-- Task details --
Scan the data. Collect each line that contains the word "Hunter".

-- Entries provided --
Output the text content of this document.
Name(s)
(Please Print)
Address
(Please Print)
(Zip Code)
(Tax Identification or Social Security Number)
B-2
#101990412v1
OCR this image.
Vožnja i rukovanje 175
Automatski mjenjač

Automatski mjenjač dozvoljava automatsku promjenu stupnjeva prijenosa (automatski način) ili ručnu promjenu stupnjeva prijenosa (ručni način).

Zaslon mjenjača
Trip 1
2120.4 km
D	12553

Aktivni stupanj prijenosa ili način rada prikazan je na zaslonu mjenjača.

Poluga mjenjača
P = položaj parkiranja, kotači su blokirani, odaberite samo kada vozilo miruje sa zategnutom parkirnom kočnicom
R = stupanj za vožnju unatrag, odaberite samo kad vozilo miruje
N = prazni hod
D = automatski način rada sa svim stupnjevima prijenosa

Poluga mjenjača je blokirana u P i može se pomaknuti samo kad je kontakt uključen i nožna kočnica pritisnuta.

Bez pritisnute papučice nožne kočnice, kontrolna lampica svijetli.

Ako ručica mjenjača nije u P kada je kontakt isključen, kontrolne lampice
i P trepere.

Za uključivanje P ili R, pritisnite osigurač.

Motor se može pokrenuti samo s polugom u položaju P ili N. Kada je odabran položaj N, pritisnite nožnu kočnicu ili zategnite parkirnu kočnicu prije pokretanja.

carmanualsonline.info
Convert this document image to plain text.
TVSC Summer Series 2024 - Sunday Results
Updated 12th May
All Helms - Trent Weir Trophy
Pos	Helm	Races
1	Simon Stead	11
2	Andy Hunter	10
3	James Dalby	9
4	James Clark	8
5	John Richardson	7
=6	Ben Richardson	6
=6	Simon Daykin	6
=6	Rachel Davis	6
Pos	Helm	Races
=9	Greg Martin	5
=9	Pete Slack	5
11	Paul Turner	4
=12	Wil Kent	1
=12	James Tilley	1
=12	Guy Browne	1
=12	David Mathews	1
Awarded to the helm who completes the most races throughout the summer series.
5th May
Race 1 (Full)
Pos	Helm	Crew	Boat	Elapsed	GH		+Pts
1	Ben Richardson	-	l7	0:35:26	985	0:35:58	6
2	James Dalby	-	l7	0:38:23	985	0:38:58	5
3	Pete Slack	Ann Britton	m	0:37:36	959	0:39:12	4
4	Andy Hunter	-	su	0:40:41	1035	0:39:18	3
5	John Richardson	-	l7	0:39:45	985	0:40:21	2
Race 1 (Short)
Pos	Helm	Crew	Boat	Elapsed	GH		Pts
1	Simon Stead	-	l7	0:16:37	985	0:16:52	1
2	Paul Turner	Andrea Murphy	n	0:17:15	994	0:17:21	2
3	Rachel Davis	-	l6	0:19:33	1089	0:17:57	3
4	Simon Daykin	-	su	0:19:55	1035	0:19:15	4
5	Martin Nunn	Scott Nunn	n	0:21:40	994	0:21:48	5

-- Solution --
2	Andy Hunter	10
4	Andy Hunter	-	su	0:40:41	1035	0:39:18	3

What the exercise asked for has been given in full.